GOAL:
Give the records back in full, exactly as they read.

SUPPLIED MATERIAL:

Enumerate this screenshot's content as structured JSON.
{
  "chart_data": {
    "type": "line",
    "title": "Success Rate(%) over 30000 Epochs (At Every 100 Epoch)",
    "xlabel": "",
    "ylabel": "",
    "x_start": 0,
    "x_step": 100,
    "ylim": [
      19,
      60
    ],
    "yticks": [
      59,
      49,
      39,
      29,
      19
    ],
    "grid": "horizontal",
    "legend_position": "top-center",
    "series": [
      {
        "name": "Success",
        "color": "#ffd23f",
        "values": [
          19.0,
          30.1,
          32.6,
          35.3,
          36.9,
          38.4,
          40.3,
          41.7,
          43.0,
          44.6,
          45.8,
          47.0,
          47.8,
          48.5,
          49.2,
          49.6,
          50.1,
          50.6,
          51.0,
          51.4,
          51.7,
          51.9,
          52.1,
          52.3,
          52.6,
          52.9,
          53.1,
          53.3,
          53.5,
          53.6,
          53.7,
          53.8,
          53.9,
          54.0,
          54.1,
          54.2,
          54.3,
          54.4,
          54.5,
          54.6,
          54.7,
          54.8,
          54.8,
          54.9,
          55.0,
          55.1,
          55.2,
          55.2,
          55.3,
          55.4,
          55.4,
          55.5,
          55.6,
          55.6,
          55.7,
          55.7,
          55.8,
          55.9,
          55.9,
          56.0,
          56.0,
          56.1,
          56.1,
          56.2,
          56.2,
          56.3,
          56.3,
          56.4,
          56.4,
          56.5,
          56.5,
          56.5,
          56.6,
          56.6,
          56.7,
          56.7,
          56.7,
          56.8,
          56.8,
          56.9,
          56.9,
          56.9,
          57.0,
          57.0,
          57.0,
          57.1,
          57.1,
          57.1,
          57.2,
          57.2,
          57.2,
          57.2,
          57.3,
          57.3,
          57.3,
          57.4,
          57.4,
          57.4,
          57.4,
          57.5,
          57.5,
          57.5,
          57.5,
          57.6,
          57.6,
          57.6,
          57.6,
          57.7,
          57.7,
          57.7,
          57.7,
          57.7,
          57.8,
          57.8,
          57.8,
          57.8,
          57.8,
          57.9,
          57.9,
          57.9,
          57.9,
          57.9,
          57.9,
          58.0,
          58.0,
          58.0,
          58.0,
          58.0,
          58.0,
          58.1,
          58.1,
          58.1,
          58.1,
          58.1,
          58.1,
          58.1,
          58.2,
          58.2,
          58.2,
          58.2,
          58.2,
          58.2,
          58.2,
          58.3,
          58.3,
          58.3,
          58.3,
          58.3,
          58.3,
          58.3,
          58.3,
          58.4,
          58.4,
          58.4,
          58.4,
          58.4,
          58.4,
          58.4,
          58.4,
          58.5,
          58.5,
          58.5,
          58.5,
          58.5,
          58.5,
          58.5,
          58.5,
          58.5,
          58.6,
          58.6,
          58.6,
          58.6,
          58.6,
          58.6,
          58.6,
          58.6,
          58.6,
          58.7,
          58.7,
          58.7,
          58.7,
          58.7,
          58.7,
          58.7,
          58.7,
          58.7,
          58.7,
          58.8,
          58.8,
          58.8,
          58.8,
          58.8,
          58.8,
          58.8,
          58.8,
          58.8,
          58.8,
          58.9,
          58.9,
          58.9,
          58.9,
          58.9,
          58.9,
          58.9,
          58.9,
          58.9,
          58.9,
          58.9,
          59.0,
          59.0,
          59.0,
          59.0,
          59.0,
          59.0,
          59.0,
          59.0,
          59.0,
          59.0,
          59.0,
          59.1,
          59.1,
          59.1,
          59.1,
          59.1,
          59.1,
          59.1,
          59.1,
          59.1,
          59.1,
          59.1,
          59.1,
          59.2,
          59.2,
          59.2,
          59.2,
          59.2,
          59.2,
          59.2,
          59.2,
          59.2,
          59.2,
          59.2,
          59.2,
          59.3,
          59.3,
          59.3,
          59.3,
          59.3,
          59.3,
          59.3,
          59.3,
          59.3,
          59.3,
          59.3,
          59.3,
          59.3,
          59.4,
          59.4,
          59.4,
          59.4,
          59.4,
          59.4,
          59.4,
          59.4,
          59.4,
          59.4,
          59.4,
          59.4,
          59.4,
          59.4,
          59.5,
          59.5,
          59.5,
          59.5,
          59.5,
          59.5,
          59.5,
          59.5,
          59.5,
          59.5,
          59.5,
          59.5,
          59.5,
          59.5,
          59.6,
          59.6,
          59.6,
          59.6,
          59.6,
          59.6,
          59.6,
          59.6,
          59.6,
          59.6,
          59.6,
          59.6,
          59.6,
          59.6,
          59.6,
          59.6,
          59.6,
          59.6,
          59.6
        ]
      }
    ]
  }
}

RESPONSE FOR THIS EXERCISE:
Enumerate this screenshot's content as structured JSON.
{
  "chart_data": {
    "type": "line",
    "title": "Success Rate(%) over 30000 Epochs (At Every 100 Epoch)",
    "xlabel": "",
    "ylabel": "",
    "x_start": 0,
    "x_step": 100,
    "ylim": [
      19,
      60
    ],
    "yticks": [
      59,
      49,
      39,
      29,
      19
    ],
    "grid": "horizontal",
    "legend_position": "top-center",
    "series": [
      {
        "name": "Success",
        "color": "#ffd23f",
        "values": [
          19.0,
          30.1,
          32.6,
          35.3,
          36.9,
          38.4,
          40.3,
          41.7,
          43.0,
          44.6,
          45.8,
          47.0,
          47.8,
          48.5,
          49.2,
          49.6,
          50.1,
          50.6,
          51.0,
          51.4,
          51.7,
          51.9,
          52.1,
          52.3,
          52.6,
          52.9,
          53.1,
          53.3,
          53.5,
          53.6,
          53.7,
          53.8,
          53.9,
          54.0,
          54.1,
          54.2,
          54.3,
          54.4,
          54.5,
          54.6,
          54.7,
          54.8,
          54.8,
          54.9,
          55.0,
          55.1,
          55.2,
          55.2,
          55.3,
          55.4,
          55.4,
          55.5,
          55.6,
          55.6,
          55.7,
          55.7,
          55.8,
          55.9,
          55.9,
          56.0,
          56.0,
          56.1,
          56.1,
          56.2,
          56.2,
          56.3,
          56.3,
          56.4,
          56.4,
          56.5,
          56.5,
          56.5,
          56.6,
          56.6,
          56.7,
          56.7,
          56.7,
          56.8,
          56.8,
          56.9,
          56.9,
          56.9,
          57.0,
          57.0,
          57.0,
          57.1,
          57.1,
          57.1,
          57.2,
          57.2,
          57.2,
          57.2,
          57.3,
          57.3,
          57.3,
          57.4,
          57.4,
          57.4,
          57.4,
          57.5,
          57.5,
          57.5,
          57.5,
          57.6,
          57.6,
          57.6,
          57.6,
          57.7,
          57.7,
          57.7,
          57.7,
          57.7,
          57.8,
          57.8,
          57.8,
          57.8,
          57.8,
          57.9,
          57.9,
          57.9,
          57.9,
          57.9,
          57.9,
          58.0,
          58.0,
          58.0,
          58.0,
          58.0,
          58.0,
          58.1,
          58.1,
          58.1,
          58.1,
          58.1,
          58.1,
          58.1,
          58.2,
          58.2,
          58.2,
          58.2,
          58.2,
          58.2,
          58.2,
          58.3,
          58.3,
          58.3,
          58.3,
          58.3,
          58.3,
          58.3,
          58.3,
          58.4,
          58.4,
          58.4,
          58.4,
          58.4,
          58.4,
          58.4,
          58.4,
          58.5,
          58.5,
          58.5,
          58.5,
          58.5,
          58.5,
          58.5,
          58.5,
          58.5,
          58.6,
          58.6,
          58.6,
          58.6,
          58.6,
          58.6,
          58.6,
          58.6,
          58.6,
          58.7,
          58.7,
          58.7,
          58.7,
          58.7,
          58.7,
          58.7,
          58.7,
          58.7,
          58.7,
          58.8,
          58.8,
          58.8,
          58.8,
          58.8,
          58.8,
          58.8,
          58.8,
          58.8,
          58.8,
          58.9,
          58.9,
          58.9,
          58.9,
          58.9,
          58.9,
          58.9,
          58.9,
          58.9,
          58.9,
          58.9,
          59.0,
          59.0,
          59.0,
          59.0,
          59.0,
          59.0,
          59.0,
          59.0,
          59.0,
          59.0,
          59.0,
          59.1,
          59.1,
          59.1,
          59.1,
          59.1,
          59.1,
          59.1,
          59.1,
          59.1,
          59.1,
          59.1,
          59.1,
          59.2,
          59.2,
          59.2,
          59.2,
          59.2,
          59.2,
          59.2,
          59.2,
          59.2,
          59.2,
          59.2,
          59.2,
          59.3,
          59.3,
          59.3,
          59.3,
          59.3,
          59.3,
          59.3,
          59.3,
          59.3,
          59.3,
          59.3,
          59.3,
          59.3,
          59.4,
          59.4,
          59.4,
          59.4,
          59.4,
          59.4,
          59.4,
          59.4,
          59.4,
          59.4,
          59.4,
          59.4,
          59.4,
          59.4,
          59.5,
          59.5,
          59.5,
          59.5,
          59.5,
          59.5,
          59.5,
          59.5,
          59.5,
          59.5,
          59.5,
          59.5,
          59.5,
          59.5,
          59.6,
          59.6,
          59.6,
          59.6,
          59.6,
          59.6,
          59.6,
          59.6,
          59.6,
          59.6,
          59.6,
          59.6,
          59.6,
          59.6,
          59.6,
          59.6,
          59.6,
          59.6,
          59.6
        ]
      }
    ]
  }
}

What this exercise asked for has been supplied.